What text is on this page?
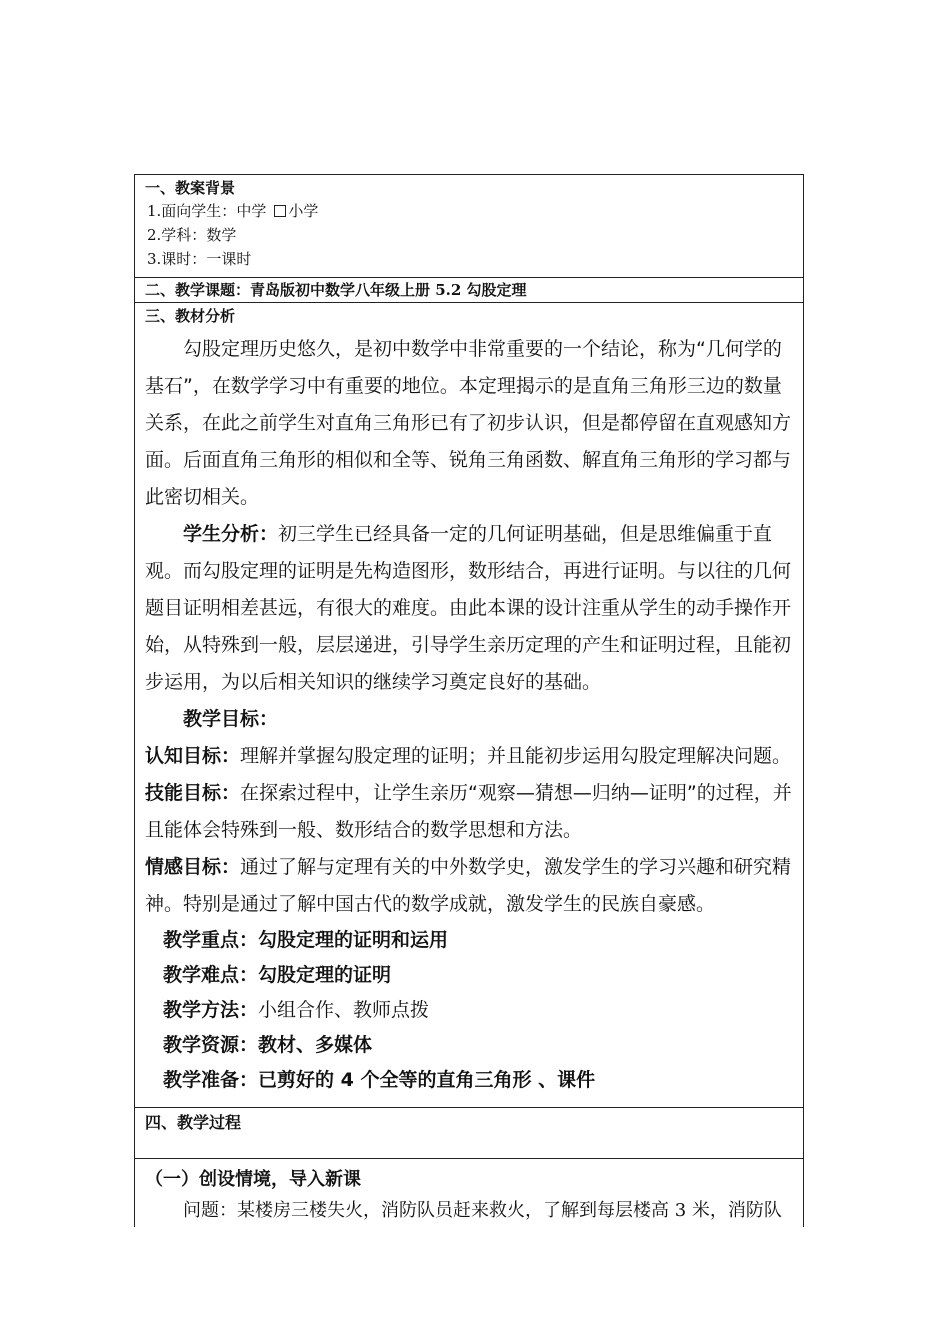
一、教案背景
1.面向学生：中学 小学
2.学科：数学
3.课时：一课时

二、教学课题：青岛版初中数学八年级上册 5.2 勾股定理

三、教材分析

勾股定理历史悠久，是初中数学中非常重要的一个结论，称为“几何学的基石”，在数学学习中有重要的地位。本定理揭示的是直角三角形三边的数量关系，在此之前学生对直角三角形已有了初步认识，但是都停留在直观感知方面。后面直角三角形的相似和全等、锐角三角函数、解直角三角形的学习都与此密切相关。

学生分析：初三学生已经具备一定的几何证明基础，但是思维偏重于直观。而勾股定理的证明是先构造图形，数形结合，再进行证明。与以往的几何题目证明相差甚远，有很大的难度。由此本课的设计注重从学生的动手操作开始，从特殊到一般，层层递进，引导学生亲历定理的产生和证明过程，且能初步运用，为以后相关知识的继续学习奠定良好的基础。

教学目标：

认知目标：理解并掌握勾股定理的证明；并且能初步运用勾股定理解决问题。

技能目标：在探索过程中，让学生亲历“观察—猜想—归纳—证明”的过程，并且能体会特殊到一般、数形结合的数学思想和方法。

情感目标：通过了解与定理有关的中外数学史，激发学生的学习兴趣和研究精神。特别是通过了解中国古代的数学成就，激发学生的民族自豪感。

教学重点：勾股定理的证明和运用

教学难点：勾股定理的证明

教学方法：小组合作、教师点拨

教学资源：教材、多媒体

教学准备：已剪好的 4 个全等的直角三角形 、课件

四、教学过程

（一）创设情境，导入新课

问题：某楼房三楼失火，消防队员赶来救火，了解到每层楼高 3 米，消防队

[TASK INSTRUCTIONS]:
Give the material again exactly as it is, but keep the pictures out.

[ANSWER TO THE TASK]:
What text is on this page?
一、教案背景
1.面向学生：中学 小学
2.学科：数学
3.课时：一课时

二、教学课题：青岛版初中数学八年级上册 5.2 勾股定理

三、教材分析

勾股定理历史悠久，是初中数学中非常重要的一个结论，称为“几何学的基石”，在数学学习中有重要的地位。本定理揭示的是直角三角形三边的数量关系，在此之前学生对直角三角形已有了初步认识，但是都停留在直观感知方面。后面直角三角形的相似和全等、锐角三角函数、解直角三角形的学习都与此密切相关。

学生分析：初三学生已经具备一定的几何证明基础，但是思维偏重于直观。而勾股定理的证明是先构造图形，数形结合，再进行证明。与以往的几何题目证明相差甚远，有很大的难度。由此本课的设计注重从学生的动手操作开始，从特殊到一般，层层递进，引导学生亲历定理的产生和证明过程，且能初步运用，为以后相关知识的继续学习奠定良好的基础。

教学目标：

认知目标：理解并掌握勾股定理的证明；并且能初步运用勾股定理解决问题。

技能目标：在探索过程中，让学生亲历“观察—猜想—归纳—证明”的过程，并且能体会特殊到一般、数形结合的数学思想和方法。

情感目标：通过了解与定理有关的中外数学史，激发学生的学习兴趣和研究精神。特别是通过了解中国古代的数学成就，激发学生的民族自豪感。

教学重点：勾股定理的证明和运用

教学难点：勾股定理的证明

教学方法：小组合作、教师点拨

教学资源：教材、多媒体

教学准备：已剪好的 4 个全等的直角三角形 、课件

四、教学过程

（一）创设情境，导入新课

问题：某楼房三楼失火，消防队员赶来救火，了解到每层楼高 3 米，消防队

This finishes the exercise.